## Written task
Every line of the material that follows must be printed again exactly.

※

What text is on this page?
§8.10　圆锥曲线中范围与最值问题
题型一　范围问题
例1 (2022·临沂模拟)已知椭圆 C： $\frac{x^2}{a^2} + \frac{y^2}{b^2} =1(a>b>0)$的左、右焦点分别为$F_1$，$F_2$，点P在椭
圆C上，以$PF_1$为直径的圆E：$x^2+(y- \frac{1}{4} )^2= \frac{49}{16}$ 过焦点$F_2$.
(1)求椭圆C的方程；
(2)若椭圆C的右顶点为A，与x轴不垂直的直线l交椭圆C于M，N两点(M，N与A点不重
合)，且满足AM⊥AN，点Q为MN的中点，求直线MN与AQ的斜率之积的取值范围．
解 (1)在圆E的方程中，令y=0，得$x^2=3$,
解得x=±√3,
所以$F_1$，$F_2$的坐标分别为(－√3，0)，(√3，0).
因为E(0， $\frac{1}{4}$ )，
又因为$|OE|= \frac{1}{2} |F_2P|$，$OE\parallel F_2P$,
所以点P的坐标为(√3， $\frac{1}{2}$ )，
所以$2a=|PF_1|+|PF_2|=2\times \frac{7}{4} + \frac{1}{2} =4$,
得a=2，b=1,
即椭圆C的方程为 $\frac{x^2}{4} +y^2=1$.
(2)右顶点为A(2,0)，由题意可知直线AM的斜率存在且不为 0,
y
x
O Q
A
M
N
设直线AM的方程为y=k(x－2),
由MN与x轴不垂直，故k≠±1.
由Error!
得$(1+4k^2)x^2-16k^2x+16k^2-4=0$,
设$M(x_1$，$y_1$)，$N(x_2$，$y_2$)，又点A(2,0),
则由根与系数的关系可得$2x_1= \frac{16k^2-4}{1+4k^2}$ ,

※

## Response to this exercise
What text is on this page?
§8.10　圆锥曲线中范围与最值问题
题型一　范围问题
例1 (2022·临沂模拟)已知椭圆 C： $\frac{x^2}{a^2} + \frac{y^2}{b^2} =1(a>b>0)$的左、右焦点分别为$F_1$，$F_2$，点P在椭
圆C上，以$PF_1$为直径的圆E：$x^2+(y- \frac{1}{4} )^2= \frac{49}{16}$ 过焦点$F_2$.
(1)求椭圆C的方程；
(2)若椭圆C的右顶点为A，与x轴不垂直的直线l交椭圆C于M，N两点(M，N与A点不重
合)，且满足AM⊥AN，点Q为MN的中点，求直线MN与AQ的斜率之积的取值范围．
解 (1)在圆E的方程中，令y=0，得$x^2=3$,
解得x=±√3,
所以$F_1$，$F_2$的坐标分别为(－√3，0)，(√3，0).
因为E(0， $\frac{1}{4}$ )，
又因为$|OE|= \frac{1}{2} |F_2P|$，$OE\parallel F_2P$,
所以点P的坐标为(√3， $\frac{1}{2}$ )，
所以$2a=|PF_1|+|PF_2|=2\times \frac{7}{4} + \frac{1}{2} =4$,
得a=2，b=1,
即椭圆C的方程为 $\frac{x^2}{4} +y^2=1$.
(2)右顶点为A(2,0)，由题意可知直线AM的斜率存在且不为 0,
y
x
O Q
A
M
N
设直线AM的方程为y=k(x－2),
由MN与x轴不垂直，故k≠±1.
由Error!
得$(1+4k^2)x^2-16k^2x+16k^2-4=0$,
设$M(x_1$，$y_1$)，$N(x_2$，$y_2$)，又点A(2,0),
则由根与系数的关系可得$2x_1= \frac{16k^2-4}{1+4k^2}$ ,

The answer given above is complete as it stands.